--- Start ---

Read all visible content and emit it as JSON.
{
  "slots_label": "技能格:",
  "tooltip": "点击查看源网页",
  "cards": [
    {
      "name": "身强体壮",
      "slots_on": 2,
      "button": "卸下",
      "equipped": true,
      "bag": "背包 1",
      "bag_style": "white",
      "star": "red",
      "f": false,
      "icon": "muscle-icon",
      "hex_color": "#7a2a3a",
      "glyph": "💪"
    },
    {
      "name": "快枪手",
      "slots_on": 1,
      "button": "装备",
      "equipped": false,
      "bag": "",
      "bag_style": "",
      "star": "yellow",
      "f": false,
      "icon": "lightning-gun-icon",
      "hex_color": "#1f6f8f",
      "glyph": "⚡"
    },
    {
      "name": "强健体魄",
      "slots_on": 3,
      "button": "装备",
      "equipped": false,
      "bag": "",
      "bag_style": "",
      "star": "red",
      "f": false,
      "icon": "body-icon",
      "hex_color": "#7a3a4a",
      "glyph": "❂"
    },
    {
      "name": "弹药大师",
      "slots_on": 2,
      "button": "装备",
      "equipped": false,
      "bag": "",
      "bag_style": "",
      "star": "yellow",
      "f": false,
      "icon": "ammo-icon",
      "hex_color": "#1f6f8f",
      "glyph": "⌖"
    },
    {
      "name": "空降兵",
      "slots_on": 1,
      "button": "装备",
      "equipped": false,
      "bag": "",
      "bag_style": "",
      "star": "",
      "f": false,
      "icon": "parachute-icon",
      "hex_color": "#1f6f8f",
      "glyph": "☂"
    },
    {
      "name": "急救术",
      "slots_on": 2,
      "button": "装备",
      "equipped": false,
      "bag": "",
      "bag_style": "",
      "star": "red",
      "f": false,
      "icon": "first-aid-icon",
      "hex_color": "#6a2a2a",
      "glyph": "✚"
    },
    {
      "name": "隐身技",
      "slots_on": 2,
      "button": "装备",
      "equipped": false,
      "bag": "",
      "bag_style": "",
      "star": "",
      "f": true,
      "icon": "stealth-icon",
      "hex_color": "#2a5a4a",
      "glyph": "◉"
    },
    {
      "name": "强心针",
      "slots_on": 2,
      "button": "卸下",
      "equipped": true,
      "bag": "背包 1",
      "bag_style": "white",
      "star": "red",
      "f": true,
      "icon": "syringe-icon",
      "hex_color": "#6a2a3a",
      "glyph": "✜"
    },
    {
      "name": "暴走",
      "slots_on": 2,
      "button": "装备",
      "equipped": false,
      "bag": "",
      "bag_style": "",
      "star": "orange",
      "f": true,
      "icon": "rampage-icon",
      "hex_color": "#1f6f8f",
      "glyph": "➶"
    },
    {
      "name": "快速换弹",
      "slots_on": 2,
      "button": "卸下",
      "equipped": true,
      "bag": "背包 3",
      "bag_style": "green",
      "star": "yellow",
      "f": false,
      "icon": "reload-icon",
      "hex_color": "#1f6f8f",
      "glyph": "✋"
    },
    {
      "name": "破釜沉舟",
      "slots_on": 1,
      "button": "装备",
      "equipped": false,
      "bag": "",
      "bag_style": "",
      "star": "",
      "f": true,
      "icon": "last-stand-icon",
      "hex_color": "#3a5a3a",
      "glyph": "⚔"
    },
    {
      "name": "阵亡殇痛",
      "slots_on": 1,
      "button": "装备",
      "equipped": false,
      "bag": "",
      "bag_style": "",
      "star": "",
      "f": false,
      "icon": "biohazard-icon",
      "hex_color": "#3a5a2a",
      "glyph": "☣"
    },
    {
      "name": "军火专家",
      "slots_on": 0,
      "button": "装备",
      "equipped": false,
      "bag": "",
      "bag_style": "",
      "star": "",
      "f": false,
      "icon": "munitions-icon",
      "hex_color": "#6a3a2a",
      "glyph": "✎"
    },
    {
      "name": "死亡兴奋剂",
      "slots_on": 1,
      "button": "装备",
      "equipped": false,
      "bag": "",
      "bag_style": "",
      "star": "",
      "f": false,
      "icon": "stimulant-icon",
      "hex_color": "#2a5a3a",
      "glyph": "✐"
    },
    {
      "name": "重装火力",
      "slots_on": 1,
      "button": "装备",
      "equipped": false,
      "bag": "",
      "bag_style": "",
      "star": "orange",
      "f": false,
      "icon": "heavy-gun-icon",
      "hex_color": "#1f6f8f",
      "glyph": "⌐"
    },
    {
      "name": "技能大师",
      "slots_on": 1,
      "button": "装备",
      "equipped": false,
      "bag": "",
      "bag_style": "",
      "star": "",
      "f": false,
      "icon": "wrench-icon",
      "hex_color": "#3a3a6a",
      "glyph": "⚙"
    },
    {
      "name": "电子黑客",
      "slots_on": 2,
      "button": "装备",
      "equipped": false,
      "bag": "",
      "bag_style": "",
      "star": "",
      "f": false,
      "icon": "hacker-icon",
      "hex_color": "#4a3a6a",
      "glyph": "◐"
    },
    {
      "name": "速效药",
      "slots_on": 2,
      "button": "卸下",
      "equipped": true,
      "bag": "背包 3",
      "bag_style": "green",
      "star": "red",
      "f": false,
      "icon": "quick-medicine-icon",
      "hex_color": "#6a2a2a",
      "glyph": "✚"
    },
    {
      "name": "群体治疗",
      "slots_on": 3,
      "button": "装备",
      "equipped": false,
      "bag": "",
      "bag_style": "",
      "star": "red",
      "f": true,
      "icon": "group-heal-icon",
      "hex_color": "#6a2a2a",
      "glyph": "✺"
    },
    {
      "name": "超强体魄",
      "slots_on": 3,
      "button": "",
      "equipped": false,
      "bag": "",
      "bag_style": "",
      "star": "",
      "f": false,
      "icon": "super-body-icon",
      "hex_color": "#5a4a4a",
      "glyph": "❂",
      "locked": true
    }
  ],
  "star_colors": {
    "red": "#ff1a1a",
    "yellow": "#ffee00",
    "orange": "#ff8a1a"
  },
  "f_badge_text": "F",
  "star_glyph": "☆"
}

--- End ---

Word for word, write out all of the data above.

Read all visible content and emit it as JSON.
{
  "slots_label": "技能格:",
  "tooltip": "点击查看源网页",
  "cards": [
    {
      "name": "身强体壮",
      "slots_on": 2,
      "button": "卸下",
      "equipped": true,
      "bag": "背包 1",
      "bag_style": "white",
      "star": "red",
      "f": false,
      "icon": "muscle-icon",
      "hex_color": "#7a2a3a",
      "glyph": "💪"
    },
    {
      "name": "快枪手",
      "slots_on": 1,
      "button": "装备",
      "equipped": false,
      "bag": "",
      "bag_style": "",
      "star": "yellow",
      "f": false,
      "icon": "lightning-gun-icon",
      "hex_color": "#1f6f8f",
      "glyph": "⚡"
    },
    {
      "name": "强健体魄",
      "slots_on": 3,
      "button": "装备",
      "equipped": false,
      "bag": "",
      "bag_style": "",
      "star": "red",
      "f": false,
      "icon": "body-icon",
      "hex_color": "#7a3a4a",
      "glyph": "❂"
    },
    {
      "name": "弹药大师",
      "slots_on": 2,
      "button": "装备",
      "equipped": false,
      "bag": "",
      "bag_style": "",
      "star": "yellow",
      "f": false,
      "icon": "ammo-icon",
      "hex_color": "#1f6f8f",
      "glyph": "⌖"
    },
    {
      "name": "空降兵",
      "slots_on": 1,
      "button": "装备",
      "equipped": false,
      "bag": "",
      "bag_style": "",
      "star": "",
      "f": false,
      "icon": "parachute-icon",
      "hex_color": "#1f6f8f",
      "glyph": "☂"
    },
    {
      "name": "急救术",
      "slots_on": 2,
      "button": "装备",
      "equipped": false,
      "bag": "",
      "bag_style": "",
      "star": "red",
      "f": false,
      "icon": "first-aid-icon",
      "hex_color": "#6a2a2a",
      "glyph": "✚"
    },
    {
      "name": "隐身技",
      "slots_on": 2,
      "button": "装备",
      "equipped": false,
      "bag": "",
      "bag_style": "",
      "star": "",
      "f": true,
      "icon": "stealth-icon",
      "hex_color": "#2a5a4a",
      "glyph": "◉"
    },
    {
      "name": "强心针",
      "slots_on": 2,
      "button": "卸下",
      "equipped": true,
      "bag": "背包 1",
      "bag_style": "white",
      "star": "red",
      "f": true,
      "icon": "syringe-icon",
      "hex_color": "#6a2a3a",
      "glyph": "✜"
    },
    {
      "name": "暴走",
      "slots_on": 2,
      "button": "装备",
      "equipped": false,
      "bag": "",
      "bag_style": "",
      "star": "orange",
      "f": true,
      "icon": "rampage-icon",
      "hex_color": "#1f6f8f",
      "glyph": "➶"
    },
    {
      "name": "快速换弹",
      "slots_on": 2,
      "button": "卸下",
      "equipped": true,
      "bag": "背包 3",
      "bag_style": "green",
      "star": "yellow",
      "f": false,
      "icon": "reload-icon",
      "hex_color": "#1f6f8f",
      "glyph": "✋"
    },
    {
      "name": "破釜沉舟",
      "slots_on": 1,
      "button": "装备",
      "equipped": false,
      "bag": "",
      "bag_style": "",
      "star": "",
      "f": true,
      "icon": "last-stand-icon",
      "hex_color": "#3a5a3a",
      "glyph": "⚔"
    },
    {
      "name": "阵亡殇痛",
      "slots_on": 1,
      "button": "装备",
      "equipped": false,
      "bag": "",
      "bag_style": "",
      "star": "",
      "f": false,
      "icon": "biohazard-icon",
      "hex_color": "#3a5a2a",
      "glyph": "☣"
    },
    {
      "name": "军火专家",
      "slots_on": 0,
      "button": "装备",
      "equipped": false,
      "bag": "",
      "bag_style": "",
      "star": "",
      "f": false,
      "icon": "munitions-icon",
      "hex_color": "#6a3a2a",
      "glyph": "✎"
    },
    {
      "name": "死亡兴奋剂",
      "slots_on": 1,
      "button": "装备",
      "equipped": false,
      "bag": "",
      "bag_style": "",
      "star": "",
      "f": false,
      "icon": "stimulant-icon",
      "hex_color": "#2a5a3a",
      "glyph": "✐"
    },
    {
      "name": "重装火力",
      "slots_on": 1,
      "button": "装备",
      "equipped": false,
      "bag": "",
      "bag_style": "",
      "star": "orange",
      "f": false,
      "icon": "heavy-gun-icon",
      "hex_color": "#1f6f8f",
      "glyph": "⌐"
    },
    {
      "name": "技能大师",
      "slots_on": 1,
      "button": "装备",
      "equipped": false,
      "bag": "",
      "bag_style": "",
      "star": "",
      "f": false,
      "icon": "wrench-icon",
      "hex_color": "#3a3a6a",
      "glyph": "⚙"
    },
    {
      "name": "电子黑客",
      "slots_on": 2,
      "button": "装备",
      "equipped": false,
      "bag": "",
      "bag_style": "",
      "star": "",
      "f": false,
      "icon": "hacker-icon",
      "hex_color": "#4a3a6a",
      "glyph": "◐"
    },
    {
      "name": "速效药",
      "slots_on": 2,
      "button": "卸下",
      "equipped": true,
      "bag": "背包 3",
      "bag_style": "green",
      "star": "red",
      "f": false,
      "icon": "quick-medicine-icon",
      "hex_color": "#6a2a2a",
      "glyph": "✚"
    },
    {
      "name": "群体治疗",
      "slots_on": 3,
      "button": "装备",
      "equipped": false,
      "bag": "",
      "bag_style": "",
      "star": "red",
      "f": true,
      "icon": "group-heal-icon",
      "hex_color": "#6a2a2a",
      "glyph": "✺"
    },
    {
      "name": "超强体魄",
      "slots_on": 3,
      "button": "",
      "equipped": false,
      "bag": "",
      "bag_style": "",
      "star": "",
      "f": false,
      "icon": "super-body-icon",
      "hex_color": "#5a4a4a",
      "glyph": "❂",
      "locked": true
    }
  ],
  "star_colors": {
    "red": "#ff1a1a",
    "yellow": "#ffee00",
    "orange": "#ff8a1a"
  },
  "f_badge_text": "F",
  "star_glyph": "☆"
}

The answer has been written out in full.